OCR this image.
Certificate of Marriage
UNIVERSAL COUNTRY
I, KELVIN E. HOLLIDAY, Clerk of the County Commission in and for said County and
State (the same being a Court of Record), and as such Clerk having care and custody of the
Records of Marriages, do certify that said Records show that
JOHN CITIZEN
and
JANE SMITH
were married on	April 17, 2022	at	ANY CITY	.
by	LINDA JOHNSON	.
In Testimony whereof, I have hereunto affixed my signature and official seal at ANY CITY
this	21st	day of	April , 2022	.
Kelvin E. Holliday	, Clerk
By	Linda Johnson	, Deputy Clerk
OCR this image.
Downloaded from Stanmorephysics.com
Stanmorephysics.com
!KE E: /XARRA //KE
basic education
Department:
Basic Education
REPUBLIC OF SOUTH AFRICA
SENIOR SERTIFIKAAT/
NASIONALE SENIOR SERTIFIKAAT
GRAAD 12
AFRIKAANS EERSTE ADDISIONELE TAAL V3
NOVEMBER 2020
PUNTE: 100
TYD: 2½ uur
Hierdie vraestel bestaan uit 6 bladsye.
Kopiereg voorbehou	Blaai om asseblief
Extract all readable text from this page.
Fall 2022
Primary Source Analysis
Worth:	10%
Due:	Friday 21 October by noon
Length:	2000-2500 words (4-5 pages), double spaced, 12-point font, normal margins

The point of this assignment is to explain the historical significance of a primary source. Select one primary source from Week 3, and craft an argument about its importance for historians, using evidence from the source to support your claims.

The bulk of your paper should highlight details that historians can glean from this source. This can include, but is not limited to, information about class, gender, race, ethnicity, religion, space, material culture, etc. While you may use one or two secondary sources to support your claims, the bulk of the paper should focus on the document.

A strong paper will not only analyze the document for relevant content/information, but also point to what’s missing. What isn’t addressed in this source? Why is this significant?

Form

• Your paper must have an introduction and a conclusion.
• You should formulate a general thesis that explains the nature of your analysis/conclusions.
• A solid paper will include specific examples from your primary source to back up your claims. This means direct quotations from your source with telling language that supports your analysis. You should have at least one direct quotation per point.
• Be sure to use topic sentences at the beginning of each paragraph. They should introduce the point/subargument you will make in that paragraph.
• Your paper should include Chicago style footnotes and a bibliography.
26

--- --- ---

Your goal
The entries above must be returned in full, exactly as shown.

Solution for this exercise
OCR this image.
Certificate of Marriage
UNIVERSAL COUNTRY
I, KELVIN E. HOLLIDAY, Clerk of the County Commission in and for said County and
State (the same being a Court of Record), and as such Clerk having care and custody of the
Records of Marriages, do certify that said Records show that
JOHN CITIZEN
and
JANE SMITH
were married on	April 17, 2022	at	ANY CITY	.
by	LINDA JOHNSON	.
In Testimony whereof, I have hereunto affixed my signature and official seal at ANY CITY
this	21st	day of	April , 2022	.
Kelvin E. Holliday	, Clerk
By	Linda Johnson	, Deputy Clerk
OCR this image.
Downloaded from Stanmorephysics.com
Stanmorephysics.com
!KE E: /XARRA //KE
basic education
Department:
Basic Education
REPUBLIC OF SOUTH AFRICA
SENIOR SERTIFIKAAT/
NASIONALE SENIOR SERTIFIKAAT
GRAAD 12
AFRIKAANS EERSTE ADDISIONELE TAAL V3
NOVEMBER 2020
PUNTE: 100
TYD: 2½ uur
Hierdie vraestel bestaan uit 6 bladsye.
Kopiereg voorbehou	Blaai om asseblief
Extract all readable text from this page.
Fall 2022
Primary Source Analysis
Worth:	10%
Due:	Friday 21 October by noon
Length:	2000-2500 words (4-5 pages), double spaced, 12-point font, normal margins

The point of this assignment is to explain the historical significance of a primary source. Select one primary source from Week 3, and craft an argument about its importance for historians, using evidence from the source to support your claims.

The bulk of your paper should highlight details that historians can glean from this source. This can include, but is not limited to, information about class, gender, race, ethnicity, religion, space, material culture, etc. While you may use one or two secondary sources to support your claims, the bulk of the paper should focus on the document.

A strong paper will not only analyze the document for relevant content/information, but also point to what’s missing. What isn’t addressed in this source? Why is this significant?

Form

• Your paper must have an introduction and a conclusion.
• You should formulate a general thesis that explains the nature of your analysis/conclusions.
• A solid paper will include specific examples from your primary source to back up your claims. This means direct quotations from your source with telling language that supports your analysis. You should have at least one direct quotation per point.
• Be sure to use topic sentences at the beginning of each paragraph. They should introduce the point/subargument you will make in that paragraph.
• Your paper should include Chicago style footnotes and a bibliography.
26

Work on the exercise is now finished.